### Directions
Where a line contains the word "Repeat", copy that line.

### Supplied data
+++++

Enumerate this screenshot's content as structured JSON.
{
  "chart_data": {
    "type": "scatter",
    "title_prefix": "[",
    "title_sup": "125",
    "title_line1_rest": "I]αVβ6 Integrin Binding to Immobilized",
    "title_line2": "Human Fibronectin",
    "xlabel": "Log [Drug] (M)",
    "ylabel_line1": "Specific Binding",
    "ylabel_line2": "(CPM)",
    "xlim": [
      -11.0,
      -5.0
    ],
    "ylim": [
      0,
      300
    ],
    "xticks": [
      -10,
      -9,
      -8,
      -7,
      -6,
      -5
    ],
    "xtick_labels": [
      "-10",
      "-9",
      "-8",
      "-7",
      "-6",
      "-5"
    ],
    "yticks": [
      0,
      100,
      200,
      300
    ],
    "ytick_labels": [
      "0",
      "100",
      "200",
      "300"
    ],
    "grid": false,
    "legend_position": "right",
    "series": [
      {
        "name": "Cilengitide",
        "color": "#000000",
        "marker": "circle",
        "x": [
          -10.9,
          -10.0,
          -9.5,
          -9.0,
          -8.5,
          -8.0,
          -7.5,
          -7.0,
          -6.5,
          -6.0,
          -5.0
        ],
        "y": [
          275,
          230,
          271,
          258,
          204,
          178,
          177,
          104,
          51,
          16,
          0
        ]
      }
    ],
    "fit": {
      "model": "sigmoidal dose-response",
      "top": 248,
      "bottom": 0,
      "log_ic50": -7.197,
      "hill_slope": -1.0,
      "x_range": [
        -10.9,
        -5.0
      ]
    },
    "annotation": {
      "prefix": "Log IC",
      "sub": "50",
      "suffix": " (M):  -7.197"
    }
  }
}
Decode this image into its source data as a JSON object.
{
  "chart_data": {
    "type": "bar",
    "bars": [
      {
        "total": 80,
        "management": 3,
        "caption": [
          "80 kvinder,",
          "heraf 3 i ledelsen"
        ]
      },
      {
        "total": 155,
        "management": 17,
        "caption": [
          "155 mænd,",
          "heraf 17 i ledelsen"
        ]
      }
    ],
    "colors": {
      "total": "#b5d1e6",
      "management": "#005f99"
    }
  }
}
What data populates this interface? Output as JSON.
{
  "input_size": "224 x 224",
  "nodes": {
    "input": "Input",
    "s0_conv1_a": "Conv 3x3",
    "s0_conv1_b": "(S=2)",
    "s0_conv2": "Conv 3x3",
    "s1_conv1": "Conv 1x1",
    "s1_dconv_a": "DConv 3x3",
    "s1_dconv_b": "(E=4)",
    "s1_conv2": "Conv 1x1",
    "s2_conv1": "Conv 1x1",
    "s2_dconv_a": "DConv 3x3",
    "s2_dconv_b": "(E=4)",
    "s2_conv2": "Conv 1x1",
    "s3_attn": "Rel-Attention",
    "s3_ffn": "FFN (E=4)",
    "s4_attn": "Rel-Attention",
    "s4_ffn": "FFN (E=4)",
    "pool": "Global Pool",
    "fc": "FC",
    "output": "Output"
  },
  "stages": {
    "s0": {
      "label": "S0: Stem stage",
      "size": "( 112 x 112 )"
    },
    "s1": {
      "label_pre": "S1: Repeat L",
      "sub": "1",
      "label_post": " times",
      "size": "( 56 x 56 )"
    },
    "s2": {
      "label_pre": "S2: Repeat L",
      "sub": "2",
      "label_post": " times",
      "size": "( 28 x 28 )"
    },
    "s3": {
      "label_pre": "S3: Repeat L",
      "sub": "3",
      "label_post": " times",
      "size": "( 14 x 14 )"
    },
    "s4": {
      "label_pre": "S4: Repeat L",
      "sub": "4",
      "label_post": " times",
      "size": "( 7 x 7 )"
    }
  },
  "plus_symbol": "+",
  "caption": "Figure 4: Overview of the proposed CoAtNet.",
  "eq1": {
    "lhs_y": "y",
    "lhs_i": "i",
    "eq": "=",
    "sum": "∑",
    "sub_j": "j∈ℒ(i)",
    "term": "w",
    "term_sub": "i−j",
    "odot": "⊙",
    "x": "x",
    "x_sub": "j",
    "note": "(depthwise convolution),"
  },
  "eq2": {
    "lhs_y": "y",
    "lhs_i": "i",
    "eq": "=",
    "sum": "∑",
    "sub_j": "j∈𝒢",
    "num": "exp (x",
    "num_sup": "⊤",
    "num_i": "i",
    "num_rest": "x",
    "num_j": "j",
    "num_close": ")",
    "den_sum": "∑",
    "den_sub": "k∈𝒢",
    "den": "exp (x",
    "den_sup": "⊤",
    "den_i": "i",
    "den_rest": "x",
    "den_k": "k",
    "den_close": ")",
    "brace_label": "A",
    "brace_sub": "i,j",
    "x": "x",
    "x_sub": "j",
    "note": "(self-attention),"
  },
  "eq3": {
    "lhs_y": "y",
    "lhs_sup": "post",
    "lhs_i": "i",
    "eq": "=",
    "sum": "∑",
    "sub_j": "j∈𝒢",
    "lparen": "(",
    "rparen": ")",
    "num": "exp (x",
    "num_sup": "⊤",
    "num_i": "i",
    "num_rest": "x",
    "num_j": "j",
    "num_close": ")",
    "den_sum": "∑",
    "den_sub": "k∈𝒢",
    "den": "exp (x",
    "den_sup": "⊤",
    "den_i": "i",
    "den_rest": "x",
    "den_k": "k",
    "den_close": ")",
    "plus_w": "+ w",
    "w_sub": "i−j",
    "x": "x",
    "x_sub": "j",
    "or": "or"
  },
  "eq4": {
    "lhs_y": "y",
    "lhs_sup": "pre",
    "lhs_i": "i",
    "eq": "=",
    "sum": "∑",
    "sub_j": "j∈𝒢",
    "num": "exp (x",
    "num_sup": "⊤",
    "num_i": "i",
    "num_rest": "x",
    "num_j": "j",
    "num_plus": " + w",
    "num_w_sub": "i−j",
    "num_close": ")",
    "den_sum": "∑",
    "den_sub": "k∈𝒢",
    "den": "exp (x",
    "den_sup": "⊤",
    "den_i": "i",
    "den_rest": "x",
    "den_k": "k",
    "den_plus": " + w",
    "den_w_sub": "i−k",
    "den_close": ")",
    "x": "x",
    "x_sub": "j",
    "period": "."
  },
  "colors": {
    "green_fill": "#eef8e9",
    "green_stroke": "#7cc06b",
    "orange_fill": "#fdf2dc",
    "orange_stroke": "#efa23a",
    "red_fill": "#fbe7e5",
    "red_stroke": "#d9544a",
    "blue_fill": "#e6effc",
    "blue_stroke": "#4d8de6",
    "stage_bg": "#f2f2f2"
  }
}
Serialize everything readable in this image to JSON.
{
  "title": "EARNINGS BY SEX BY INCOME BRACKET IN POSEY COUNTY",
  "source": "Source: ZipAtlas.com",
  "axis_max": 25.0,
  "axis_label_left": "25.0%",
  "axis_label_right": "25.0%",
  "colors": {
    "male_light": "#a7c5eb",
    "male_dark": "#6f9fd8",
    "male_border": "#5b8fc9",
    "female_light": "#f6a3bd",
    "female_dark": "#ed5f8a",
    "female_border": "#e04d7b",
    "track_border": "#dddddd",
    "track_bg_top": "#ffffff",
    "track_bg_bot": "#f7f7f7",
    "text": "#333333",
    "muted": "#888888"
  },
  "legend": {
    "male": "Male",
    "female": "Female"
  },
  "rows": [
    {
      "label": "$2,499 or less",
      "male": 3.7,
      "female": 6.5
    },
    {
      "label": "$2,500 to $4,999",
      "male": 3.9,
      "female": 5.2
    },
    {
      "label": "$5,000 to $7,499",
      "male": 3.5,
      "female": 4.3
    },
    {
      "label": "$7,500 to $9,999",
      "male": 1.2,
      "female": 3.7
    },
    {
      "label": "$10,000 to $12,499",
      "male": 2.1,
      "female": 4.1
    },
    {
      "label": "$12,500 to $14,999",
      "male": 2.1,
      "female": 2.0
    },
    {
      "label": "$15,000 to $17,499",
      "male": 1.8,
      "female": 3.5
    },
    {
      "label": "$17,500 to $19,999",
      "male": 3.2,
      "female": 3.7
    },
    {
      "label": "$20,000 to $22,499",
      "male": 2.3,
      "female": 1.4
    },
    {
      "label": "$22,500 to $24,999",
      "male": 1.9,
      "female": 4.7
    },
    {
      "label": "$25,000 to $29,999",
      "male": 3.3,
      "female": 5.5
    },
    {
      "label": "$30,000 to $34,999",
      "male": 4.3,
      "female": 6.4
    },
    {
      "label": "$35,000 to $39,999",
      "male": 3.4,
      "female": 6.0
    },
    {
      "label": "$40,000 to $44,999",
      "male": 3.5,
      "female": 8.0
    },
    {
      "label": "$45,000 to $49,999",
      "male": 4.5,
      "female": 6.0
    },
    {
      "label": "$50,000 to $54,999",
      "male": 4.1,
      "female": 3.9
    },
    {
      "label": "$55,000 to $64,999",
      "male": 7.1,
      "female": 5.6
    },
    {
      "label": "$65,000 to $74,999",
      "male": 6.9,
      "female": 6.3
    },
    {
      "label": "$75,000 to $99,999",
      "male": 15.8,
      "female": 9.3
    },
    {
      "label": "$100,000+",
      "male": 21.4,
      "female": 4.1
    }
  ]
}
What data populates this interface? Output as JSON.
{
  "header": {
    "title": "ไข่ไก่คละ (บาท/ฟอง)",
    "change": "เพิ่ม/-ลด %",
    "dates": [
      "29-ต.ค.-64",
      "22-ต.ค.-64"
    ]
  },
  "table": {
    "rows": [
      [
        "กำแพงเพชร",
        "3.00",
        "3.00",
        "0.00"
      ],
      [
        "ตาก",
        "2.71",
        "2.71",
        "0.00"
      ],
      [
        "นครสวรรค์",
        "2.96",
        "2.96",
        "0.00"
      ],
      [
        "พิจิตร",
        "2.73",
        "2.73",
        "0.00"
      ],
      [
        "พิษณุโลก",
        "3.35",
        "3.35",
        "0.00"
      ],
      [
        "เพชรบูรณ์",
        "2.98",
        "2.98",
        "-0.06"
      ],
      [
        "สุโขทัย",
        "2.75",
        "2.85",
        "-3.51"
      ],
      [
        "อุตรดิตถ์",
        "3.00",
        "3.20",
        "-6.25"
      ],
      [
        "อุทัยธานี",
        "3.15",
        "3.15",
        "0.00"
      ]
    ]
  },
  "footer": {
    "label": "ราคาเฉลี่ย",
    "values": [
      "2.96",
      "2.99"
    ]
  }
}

+++++

### Result of this task
      "label_pre": "S1: Repeat L",
      "label_pre": "S2: Repeat L",
      "label_pre": "S3: Repeat L",
      "label_pre": "S4: Repeat L",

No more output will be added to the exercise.